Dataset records
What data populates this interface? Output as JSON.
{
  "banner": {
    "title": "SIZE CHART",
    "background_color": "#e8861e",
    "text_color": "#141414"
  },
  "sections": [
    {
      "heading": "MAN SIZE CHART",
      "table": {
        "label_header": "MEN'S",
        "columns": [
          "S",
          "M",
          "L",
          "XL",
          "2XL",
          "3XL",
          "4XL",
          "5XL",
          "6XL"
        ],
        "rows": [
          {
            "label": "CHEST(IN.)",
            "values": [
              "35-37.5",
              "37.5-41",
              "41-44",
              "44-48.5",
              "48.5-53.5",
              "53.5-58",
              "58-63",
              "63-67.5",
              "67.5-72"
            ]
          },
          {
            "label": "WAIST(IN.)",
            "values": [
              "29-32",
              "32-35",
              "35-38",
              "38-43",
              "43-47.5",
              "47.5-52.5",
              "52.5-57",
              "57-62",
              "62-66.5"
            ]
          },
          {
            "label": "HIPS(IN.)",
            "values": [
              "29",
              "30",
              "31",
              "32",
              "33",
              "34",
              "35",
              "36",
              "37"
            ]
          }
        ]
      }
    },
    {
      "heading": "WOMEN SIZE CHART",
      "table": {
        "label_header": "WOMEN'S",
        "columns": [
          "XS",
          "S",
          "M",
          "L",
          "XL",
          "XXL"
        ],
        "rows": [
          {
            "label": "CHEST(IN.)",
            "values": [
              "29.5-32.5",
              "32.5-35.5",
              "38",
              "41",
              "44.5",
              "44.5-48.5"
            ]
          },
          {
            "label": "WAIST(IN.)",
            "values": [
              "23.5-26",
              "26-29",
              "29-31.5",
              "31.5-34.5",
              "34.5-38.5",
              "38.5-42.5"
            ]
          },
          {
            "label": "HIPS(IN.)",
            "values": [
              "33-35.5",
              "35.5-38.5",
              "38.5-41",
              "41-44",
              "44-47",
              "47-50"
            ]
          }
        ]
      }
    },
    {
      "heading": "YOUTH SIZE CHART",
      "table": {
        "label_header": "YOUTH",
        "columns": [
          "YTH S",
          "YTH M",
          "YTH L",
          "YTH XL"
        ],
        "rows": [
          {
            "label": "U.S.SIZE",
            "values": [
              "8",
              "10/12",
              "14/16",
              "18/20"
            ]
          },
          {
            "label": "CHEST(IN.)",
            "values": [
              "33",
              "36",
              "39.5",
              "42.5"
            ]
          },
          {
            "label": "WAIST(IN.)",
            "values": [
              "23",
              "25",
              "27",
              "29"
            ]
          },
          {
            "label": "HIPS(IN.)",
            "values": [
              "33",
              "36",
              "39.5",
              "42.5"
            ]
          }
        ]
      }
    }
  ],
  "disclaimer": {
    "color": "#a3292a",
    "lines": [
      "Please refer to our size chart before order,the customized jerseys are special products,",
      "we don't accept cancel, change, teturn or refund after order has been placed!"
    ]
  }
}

*Task details*: Extract every line that has the string "heading" in it.

*Correct answer*:
      "heading": "MAN SIZE CHART",
      "heading": "WOMEN SIZE CHART",
      "heading": "YOUTH SIZE CHART",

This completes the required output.